◆ What is needed
Copy out all lines where "Aging" appears.

----------------

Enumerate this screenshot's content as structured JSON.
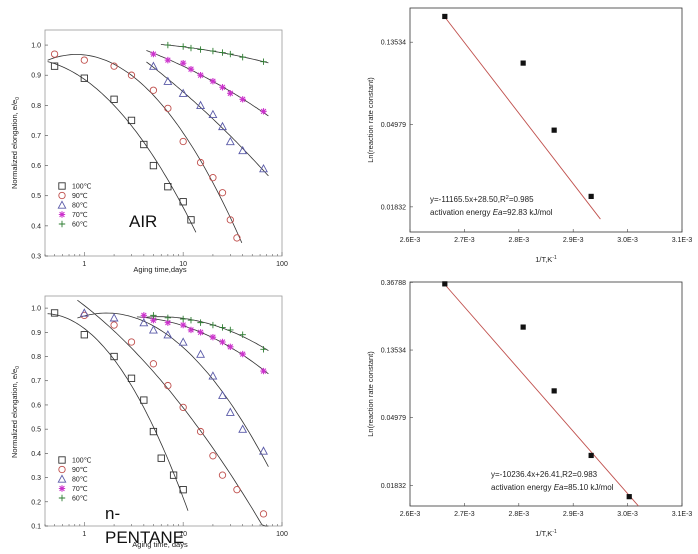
{
  "chart_data": [
    {
      "id": "air-elong",
      "type": "scatter",
      "panel_label": "AIR",
      "xlabel": "Aging time,days",
      "ylabel": "Normalized elongation, e/e",
      "ylabel_sub": "0",
      "x_scale": "log",
      "xlim": [
        0.4,
        100
      ],
      "ylim": [
        0.3,
        1.05
      ],
      "x_ticks": [
        {
          "v": 1,
          "t": "1"
        },
        {
          "v": 10,
          "t": "10"
        },
        {
          "v": 100,
          "t": "100"
        }
      ],
      "y_ticks": [
        {
          "v": 0.3,
          "t": "0.3"
        },
        {
          "v": 0.4,
          "t": "0.4"
        },
        {
          "v": 0.5,
          "t": "0.5"
        },
        {
          "v": 0.6,
          "t": "0.6"
        },
        {
          "v": 0.7,
          "t": "0.7"
        },
        {
          "v": 0.8,
          "t": "0.8"
        },
        {
          "v": 0.9,
          "t": "0.9"
        },
        {
          "v": 1.0,
          "t": "1.0"
        }
      ],
      "legend": [
        "100℃",
        "90℃",
        "80℃",
        "70℃",
        "60℃"
      ],
      "series": [
        {
          "name": "100℃",
          "marker": "square",
          "color": "#333333",
          "curve": "#333333",
          "x": [
            0.5,
            1,
            2,
            3,
            4,
            5,
            7,
            10,
            12
          ],
          "y": [
            0.93,
            0.89,
            0.82,
            0.75,
            0.67,
            0.6,
            0.53,
            0.48,
            0.42
          ]
        },
        {
          "name": "90℃",
          "marker": "circle",
          "color": "#c0504d",
          "curve": "#333333",
          "x": [
            0.5,
            1,
            2,
            3,
            5,
            7,
            10,
            15,
            20,
            25,
            30,
            35
          ],
          "y": [
            0.97,
            0.95,
            0.93,
            0.9,
            0.85,
            0.79,
            0.68,
            0.61,
            0.56,
            0.51,
            0.42,
            0.36
          ]
        },
        {
          "name": "80℃",
          "marker": "triangle",
          "color": "#5a5aa8",
          "curve": "#333333",
          "x": [
            5,
            7,
            10,
            15,
            20,
            25,
            30,
            40,
            65
          ],
          "y": [
            0.93,
            0.88,
            0.84,
            0.8,
            0.77,
            0.73,
            0.68,
            0.65,
            0.59
          ]
        },
        {
          "name": "70℃",
          "marker": "star",
          "color": "#cc33cc",
          "curve": "#333333",
          "x": [
            5,
            7,
            10,
            12,
            15,
            20,
            25,
            30,
            40,
            65
          ],
          "y": [
            0.97,
            0.95,
            0.94,
            0.92,
            0.9,
            0.88,
            0.86,
            0.84,
            0.82,
            0.78
          ]
        },
        {
          "name": "60℃",
          "marker": "plus",
          "color": "#2e7d32",
          "curve": "#333333",
          "x": [
            7,
            10,
            12,
            15,
            20,
            25,
            30,
            40,
            65
          ],
          "y": [
            1.0,
            0.995,
            0.99,
            0.985,
            0.98,
            0.975,
            0.97,
            0.96,
            0.945
          ]
        }
      ]
    },
    {
      "id": "pentane-elong",
      "type": "scatter",
      "panel_label": "n-\nPENTANE",
      "panel_label_lines": [
        "n-",
        "PENTANE"
      ],
      "xlabel": "Aging time, days",
      "ylabel": "Normalized elongation, e/e",
      "ylabel_sub": "0",
      "x_scale": "log",
      "xlim": [
        0.4,
        100
      ],
      "ylim": [
        0.1,
        1.05
      ],
      "x_ticks": [
        {
          "v": 1,
          "t": "1"
        },
        {
          "v": 10,
          "t": "10"
        },
        {
          "v": 100,
          "t": "100"
        }
      ],
      "y_ticks": [
        {
          "v": 0.1,
          "t": "0.1"
        },
        {
          "v": 0.2,
          "t": "0.2"
        },
        {
          "v": 0.3,
          "t": "0.3"
        },
        {
          "v": 0.4,
          "t": "0.4"
        },
        {
          "v": 0.5,
          "t": "0.5"
        },
        {
          "v": 0.6,
          "t": "0.6"
        },
        {
          "v": 0.7,
          "t": "0.7"
        },
        {
          "v": 0.8,
          "t": "0.8"
        },
        {
          "v": 0.9,
          "t": "0.9"
        },
        {
          "v": 1.0,
          "t": "1.0"
        }
      ],
      "legend": [
        "100℃",
        "90℃",
        "80℃",
        "70℃",
        "60℃"
      ],
      "series": [
        {
          "name": "100℃",
          "marker": "square",
          "color": "#333333",
          "curve": "#333333",
          "x": [
            0.5,
            1,
            2,
            3,
            4,
            5,
            6,
            8,
            10
          ],
          "y": [
            0.98,
            0.89,
            0.8,
            0.71,
            0.62,
            0.49,
            0.38,
            0.31,
            0.25
          ]
        },
        {
          "name": "90℃",
          "marker": "circle",
          "color": "#c0504d",
          "curve": "#333333",
          "x": [
            1,
            2,
            3,
            5,
            7,
            10,
            15,
            20,
            25,
            35,
            65
          ],
          "y": [
            0.97,
            0.93,
            0.86,
            0.77,
            0.68,
            0.59,
            0.49,
            0.39,
            0.31,
            0.25,
            0.15
          ]
        },
        {
          "name": "80℃",
          "marker": "triangle",
          "color": "#5a5aa8",
          "curve": "#333333",
          "x": [
            1,
            2,
            4,
            5,
            7,
            10,
            15,
            20,
            25,
            30,
            40,
            65
          ],
          "y": [
            0.98,
            0.96,
            0.94,
            0.91,
            0.89,
            0.86,
            0.81,
            0.72,
            0.64,
            0.57,
            0.5,
            0.41
          ]
        },
        {
          "name": "70℃",
          "marker": "star",
          "color": "#cc33cc",
          "curve": "#333333",
          "x": [
            4,
            5,
            7,
            10,
            12,
            15,
            20,
            25,
            30,
            40,
            65
          ],
          "y": [
            0.97,
            0.95,
            0.94,
            0.93,
            0.91,
            0.9,
            0.88,
            0.86,
            0.84,
            0.81,
            0.74
          ]
        },
        {
          "name": "60℃",
          "marker": "plus",
          "color": "#2e7d32",
          "curve": "#333333",
          "x": [
            5,
            7,
            10,
            12,
            15,
            20,
            25,
            30,
            40,
            65
          ],
          "y": [
            0.97,
            0.96,
            0.955,
            0.95,
            0.94,
            0.93,
            0.92,
            0.91,
            0.89,
            0.83
          ]
        }
      ]
    },
    {
      "id": "air-arrhenius",
      "type": "scatter",
      "xlabel": "1/T,K",
      "xlabel_sup": "-1",
      "ylabel": "Ln(reaction rate constant)",
      "x_scale": "linear",
      "y_scale": "log",
      "xlim": [
        0.0026,
        0.0031
      ],
      "ylim": [
        0.0135,
        0.205
      ],
      "x_ticks": [
        {
          "v": 0.0026,
          "t": "2.6E-3"
        },
        {
          "v": 0.0027,
          "t": "2.7E-3"
        },
        {
          "v": 0.0028,
          "t": "2.8E-3"
        },
        {
          "v": 0.0029,
          "t": "2.9E-3"
        },
        {
          "v": 0.003,
          "t": "3.0E-3"
        },
        {
          "v": 0.0031,
          "t": "3.1E-3"
        }
      ],
      "y_ticks": [
        {
          "v": 0.01832,
          "t": "0.01832"
        },
        {
          "v": 0.04979,
          "t": "0.04979"
        },
        {
          "v": 0.13534,
          "t": "0.13534"
        }
      ],
      "points": {
        "x": [
          0.002664,
          0.002808,
          0.002865,
          0.002933
        ],
        "y": [
          0.185,
          0.105,
          0.0465,
          0.0208
        ]
      },
      "fit": {
        "x": [
          0.00266,
          0.00295
        ],
        "y": [
          0.19,
          0.0158
        ]
      },
      "annotation": [
        "y=-11165.5x+28.50,R",
        "2",
        "=0.985"
      ],
      "annotation2": [
        "activation energy ",
        "Ea",
        "=92.83 kJ/mol"
      ]
    },
    {
      "id": "pentane-arrhenius",
      "type": "scatter",
      "xlabel": "1/T,K",
      "xlabel_sup": "-1",
      "ylabel": "Ln(reaction rate constant)",
      "x_scale": "linear",
      "y_scale": "log",
      "xlim": [
        0.0026,
        0.0031
      ],
      "ylim": [
        0.0135,
        0.37
      ],
      "x_ticks": [
        {
          "v": 0.0026,
          "t": "2.6E-3"
        },
        {
          "v": 0.0027,
          "t": "2.7E-3"
        },
        {
          "v": 0.0028,
          "t": "2.8E-3"
        },
        {
          "v": 0.0029,
          "t": "2.9E-3"
        },
        {
          "v": 0.003,
          "t": "3.0E-3"
        },
        {
          "v": 0.0031,
          "t": "3.1E-3"
        }
      ],
      "y_ticks": [
        {
          "v": 0.01832,
          "t": "0.01832"
        },
        {
          "v": 0.04979,
          "t": "0.04979"
        },
        {
          "v": 0.13534,
          "t": "0.13534"
        },
        {
          "v": 0.36788,
          "t": "0.36788"
        }
      ],
      "points": {
        "x": [
          0.002664,
          0.002808,
          0.002865,
          0.002933,
          0.003003
        ],
        "y": [
          0.36,
          0.19,
          0.074,
          0.0285,
          0.0155
        ]
      },
      "fit": {
        "x": [
          0.00266,
          0.00302
        ],
        "y": [
          0.37,
          0.0135
        ]
      },
      "annotation": [
        "y=-10236.4x+26.41,R2=0.983"
      ],
      "annotation2": [
        "activation energy ",
        "Ea",
        "=85.10 kJ/mol"
      ]
    }
  ]
}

----------------

◆ Answer
      "xlabel": "Aging time,days",
      "xlabel": "Aging time, days",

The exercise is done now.